**Stated task:** Read the listing and extract each line that includes the word "балл".

**Data rows:**
....
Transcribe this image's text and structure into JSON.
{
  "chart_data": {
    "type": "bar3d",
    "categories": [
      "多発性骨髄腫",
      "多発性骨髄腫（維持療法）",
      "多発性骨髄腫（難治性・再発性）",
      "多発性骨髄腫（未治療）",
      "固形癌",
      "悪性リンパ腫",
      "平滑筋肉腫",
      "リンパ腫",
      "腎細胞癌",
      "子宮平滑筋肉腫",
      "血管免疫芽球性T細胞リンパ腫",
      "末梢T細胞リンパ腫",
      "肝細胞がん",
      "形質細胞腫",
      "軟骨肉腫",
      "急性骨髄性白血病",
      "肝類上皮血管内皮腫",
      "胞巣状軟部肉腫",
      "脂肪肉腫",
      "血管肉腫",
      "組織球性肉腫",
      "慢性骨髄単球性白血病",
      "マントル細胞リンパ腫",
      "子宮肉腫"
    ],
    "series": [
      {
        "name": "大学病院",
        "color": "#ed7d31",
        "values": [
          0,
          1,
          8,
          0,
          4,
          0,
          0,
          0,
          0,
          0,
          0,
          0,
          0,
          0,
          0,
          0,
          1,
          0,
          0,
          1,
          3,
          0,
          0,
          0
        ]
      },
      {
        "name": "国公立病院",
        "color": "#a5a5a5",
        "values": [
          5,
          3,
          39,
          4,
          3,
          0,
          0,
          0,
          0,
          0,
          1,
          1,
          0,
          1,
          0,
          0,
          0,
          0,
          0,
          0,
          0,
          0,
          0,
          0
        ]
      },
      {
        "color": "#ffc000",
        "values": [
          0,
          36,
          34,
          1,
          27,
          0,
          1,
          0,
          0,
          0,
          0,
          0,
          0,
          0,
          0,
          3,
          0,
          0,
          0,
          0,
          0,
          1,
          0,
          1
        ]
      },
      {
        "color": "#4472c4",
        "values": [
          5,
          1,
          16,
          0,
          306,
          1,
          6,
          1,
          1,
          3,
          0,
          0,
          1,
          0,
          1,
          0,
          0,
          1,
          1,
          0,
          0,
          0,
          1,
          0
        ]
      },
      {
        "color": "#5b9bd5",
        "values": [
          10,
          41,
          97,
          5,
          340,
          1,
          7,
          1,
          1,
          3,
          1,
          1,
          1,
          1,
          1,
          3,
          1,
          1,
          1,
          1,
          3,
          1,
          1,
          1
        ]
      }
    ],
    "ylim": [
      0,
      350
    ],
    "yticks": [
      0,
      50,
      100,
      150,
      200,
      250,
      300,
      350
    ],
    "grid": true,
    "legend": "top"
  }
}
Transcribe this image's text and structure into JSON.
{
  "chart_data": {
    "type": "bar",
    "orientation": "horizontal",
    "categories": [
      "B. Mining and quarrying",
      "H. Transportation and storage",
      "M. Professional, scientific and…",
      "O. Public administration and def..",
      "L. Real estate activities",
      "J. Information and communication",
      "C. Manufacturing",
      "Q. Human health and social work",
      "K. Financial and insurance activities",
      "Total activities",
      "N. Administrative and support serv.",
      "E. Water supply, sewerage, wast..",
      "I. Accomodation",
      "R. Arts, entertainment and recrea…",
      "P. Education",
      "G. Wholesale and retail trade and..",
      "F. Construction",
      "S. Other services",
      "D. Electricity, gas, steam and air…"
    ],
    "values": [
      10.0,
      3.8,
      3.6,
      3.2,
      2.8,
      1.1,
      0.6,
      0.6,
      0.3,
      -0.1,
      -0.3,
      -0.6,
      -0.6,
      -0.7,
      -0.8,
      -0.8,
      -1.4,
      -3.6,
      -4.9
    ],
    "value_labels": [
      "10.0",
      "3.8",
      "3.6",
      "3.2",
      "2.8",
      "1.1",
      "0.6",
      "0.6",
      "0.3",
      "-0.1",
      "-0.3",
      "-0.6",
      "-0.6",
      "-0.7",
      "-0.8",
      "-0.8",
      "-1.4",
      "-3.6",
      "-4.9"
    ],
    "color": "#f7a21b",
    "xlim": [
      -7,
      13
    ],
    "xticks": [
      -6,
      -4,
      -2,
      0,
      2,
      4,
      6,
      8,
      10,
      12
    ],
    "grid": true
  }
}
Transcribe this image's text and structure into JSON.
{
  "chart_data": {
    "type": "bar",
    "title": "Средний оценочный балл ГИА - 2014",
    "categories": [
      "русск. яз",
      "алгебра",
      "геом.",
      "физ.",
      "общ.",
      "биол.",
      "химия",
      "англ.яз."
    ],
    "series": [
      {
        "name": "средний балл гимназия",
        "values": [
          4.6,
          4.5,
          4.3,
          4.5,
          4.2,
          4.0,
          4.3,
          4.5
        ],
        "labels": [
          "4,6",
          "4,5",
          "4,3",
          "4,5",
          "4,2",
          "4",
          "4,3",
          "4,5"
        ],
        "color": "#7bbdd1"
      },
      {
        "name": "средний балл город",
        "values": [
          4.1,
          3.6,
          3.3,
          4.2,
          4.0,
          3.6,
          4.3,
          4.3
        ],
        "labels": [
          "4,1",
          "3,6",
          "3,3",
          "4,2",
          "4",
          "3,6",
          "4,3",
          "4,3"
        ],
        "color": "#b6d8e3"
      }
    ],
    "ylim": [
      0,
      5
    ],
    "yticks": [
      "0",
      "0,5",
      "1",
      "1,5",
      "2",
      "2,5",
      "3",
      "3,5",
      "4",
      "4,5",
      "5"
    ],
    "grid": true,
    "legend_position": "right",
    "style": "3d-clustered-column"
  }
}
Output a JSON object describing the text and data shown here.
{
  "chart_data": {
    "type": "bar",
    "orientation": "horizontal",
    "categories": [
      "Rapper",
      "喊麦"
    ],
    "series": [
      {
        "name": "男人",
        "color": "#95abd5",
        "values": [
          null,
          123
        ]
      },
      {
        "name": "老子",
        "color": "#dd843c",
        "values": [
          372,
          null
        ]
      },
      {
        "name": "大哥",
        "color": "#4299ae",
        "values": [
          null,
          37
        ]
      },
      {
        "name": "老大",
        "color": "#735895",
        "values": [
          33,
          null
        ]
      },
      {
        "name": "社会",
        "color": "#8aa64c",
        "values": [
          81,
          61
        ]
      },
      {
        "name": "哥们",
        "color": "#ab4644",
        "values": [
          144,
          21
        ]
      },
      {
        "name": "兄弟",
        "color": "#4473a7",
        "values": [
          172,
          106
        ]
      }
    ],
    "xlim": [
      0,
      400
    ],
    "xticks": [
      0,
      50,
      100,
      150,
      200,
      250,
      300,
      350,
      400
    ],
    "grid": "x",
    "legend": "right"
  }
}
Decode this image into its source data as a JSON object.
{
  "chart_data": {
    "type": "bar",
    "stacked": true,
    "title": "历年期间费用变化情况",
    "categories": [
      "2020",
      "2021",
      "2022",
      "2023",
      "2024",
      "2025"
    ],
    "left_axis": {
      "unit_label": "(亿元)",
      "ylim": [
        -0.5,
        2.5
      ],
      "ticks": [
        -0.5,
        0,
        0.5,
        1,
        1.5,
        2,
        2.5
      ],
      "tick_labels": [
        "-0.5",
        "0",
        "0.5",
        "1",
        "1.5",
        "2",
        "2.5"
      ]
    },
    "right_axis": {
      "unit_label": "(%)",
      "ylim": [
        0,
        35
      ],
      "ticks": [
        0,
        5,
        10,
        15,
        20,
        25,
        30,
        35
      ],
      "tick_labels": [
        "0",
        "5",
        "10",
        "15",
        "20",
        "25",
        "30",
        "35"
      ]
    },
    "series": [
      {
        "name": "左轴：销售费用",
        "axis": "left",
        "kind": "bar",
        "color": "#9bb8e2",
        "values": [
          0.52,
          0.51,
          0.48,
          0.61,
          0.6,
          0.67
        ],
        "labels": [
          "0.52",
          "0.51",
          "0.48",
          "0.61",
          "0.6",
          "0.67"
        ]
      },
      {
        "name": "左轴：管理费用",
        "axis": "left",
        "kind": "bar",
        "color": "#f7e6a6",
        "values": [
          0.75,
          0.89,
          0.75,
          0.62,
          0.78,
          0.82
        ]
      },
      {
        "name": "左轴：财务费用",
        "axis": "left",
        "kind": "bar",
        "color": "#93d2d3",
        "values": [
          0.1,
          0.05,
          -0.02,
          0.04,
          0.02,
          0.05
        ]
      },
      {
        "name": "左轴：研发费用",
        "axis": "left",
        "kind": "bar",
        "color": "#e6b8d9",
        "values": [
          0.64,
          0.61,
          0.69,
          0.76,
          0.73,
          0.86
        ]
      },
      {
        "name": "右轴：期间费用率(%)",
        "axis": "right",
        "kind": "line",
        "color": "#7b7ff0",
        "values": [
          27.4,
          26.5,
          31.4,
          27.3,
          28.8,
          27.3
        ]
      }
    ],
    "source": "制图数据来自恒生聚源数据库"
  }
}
....
**Task result:**
    "title": "Средний оценочный балл ГИА - 2014",
        "name": "средний балл гимназия",
        "name": "средний балл город",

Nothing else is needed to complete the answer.